- **Brano**

++++++++

#04 - Centro Civico
Tra gli edifici che prospettano su via Roma a Roccatederighi si distingue, per importanza, il Centro Civico del paese; lo stabile è arretrato rispetto ai fabbricati residenziali e, questa scelta progettuale, ha determinato la creazione di uno ‘spazio urbano’ che qualifica ulteriormente lo stabile stesso.
Il Centro Civico è stato inaugurato il 16 settembre 1928 e, inizialmente, era adibito ad asilo e ambulatorio. La struttura è costituita da due livelli: a piano terra sussiste la sala principale, di ampie dimensioni, dove, nella parete di fondo, sussiste l’affresco dal titolo: EX LABORE FRUCTUS (fig. 1). Quest’opera, realizzata nel 2019 e dedicata al pittore locale Bruno Marini, nasce dalla proficua collaborazione tra il Comune di Roccastrada, la Proloco di Roccatederighi e l’Accademia delle Belle Arti di Firenze a cui partecipano gli artisti: Valentina Luzzi, Irene Lombardi, Kristian Lepuri, Michele Lafrancesco, Calogero Saverio Vinciguerra (fig. 2). La sala suddetta, su ciascun lato, è affiancata da un ambiente dotato di un proprio ingresso autonomo. Il primo piano, raggiungibile da una pregevole scala interna, è costituito da alcune stanze attualmente in uso dalla Proloco di Roccatederighi.
La facciata, semplice ed elegante, presenta, tra il portale principale e il terrazzo del primo piano, l’epigrafe in marmo con ornamenti in bronzo che commemora i soldati caduti in guerra e l’anno di inaugurazione dell’asilo-ambulatorio. Il fronte laterale della casa confinante che prospetta sul Centro Civico nel 2024 è stato recentemente adattato per accogliere il dipinto murale dell’artista Carlo Cialli raffigurante Mina e Fredi.

++++++++

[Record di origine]
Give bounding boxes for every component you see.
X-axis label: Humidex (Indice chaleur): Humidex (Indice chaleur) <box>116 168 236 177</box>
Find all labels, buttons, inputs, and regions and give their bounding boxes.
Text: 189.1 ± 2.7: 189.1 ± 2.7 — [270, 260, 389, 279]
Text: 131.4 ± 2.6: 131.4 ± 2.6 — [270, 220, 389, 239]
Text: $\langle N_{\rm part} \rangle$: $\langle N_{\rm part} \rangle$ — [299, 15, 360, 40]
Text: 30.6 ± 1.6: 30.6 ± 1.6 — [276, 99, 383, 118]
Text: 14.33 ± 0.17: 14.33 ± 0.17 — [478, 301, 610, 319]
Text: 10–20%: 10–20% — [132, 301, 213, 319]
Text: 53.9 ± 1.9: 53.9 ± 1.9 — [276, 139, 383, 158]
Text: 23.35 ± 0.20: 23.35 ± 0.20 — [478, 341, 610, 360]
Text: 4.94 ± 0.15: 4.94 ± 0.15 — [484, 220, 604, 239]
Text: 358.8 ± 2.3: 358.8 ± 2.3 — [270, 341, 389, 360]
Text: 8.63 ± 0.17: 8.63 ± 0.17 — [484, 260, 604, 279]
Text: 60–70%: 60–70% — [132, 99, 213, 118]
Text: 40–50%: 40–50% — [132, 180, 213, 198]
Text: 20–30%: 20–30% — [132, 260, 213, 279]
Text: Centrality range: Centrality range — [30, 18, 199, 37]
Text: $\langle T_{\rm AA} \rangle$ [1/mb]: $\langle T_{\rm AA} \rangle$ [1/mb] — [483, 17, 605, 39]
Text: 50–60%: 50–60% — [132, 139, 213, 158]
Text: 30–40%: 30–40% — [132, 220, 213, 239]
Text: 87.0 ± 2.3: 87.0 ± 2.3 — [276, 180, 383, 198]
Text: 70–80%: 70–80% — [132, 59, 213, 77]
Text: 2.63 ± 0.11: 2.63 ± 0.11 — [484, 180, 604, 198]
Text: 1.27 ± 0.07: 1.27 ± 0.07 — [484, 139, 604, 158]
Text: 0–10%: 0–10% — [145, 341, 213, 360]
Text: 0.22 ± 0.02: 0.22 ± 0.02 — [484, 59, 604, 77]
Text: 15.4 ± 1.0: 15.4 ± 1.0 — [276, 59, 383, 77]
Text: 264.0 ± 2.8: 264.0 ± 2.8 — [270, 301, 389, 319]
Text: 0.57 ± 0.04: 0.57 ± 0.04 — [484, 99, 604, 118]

++++++++

- **Consegna**
Trascrivi dal brano sul Centro Civico il passo compreso tra "#04 - Centro" e "lo stabile stesso.", estremi inclusi.

- **Risultato dell'esercizio**
#04 - Centro Civico
Tra gli edifici che prospettano su via Roma a Roccatederighi si distingue, per importanza, il Centro Civico del paese; lo stabile è arretrato rispetto ai fabbricati residenziali e, questa scelta progettuale, ha determinato la creazione di uno ‘spazio urbano’ che qualifica ulteriormente lo stabile stesso.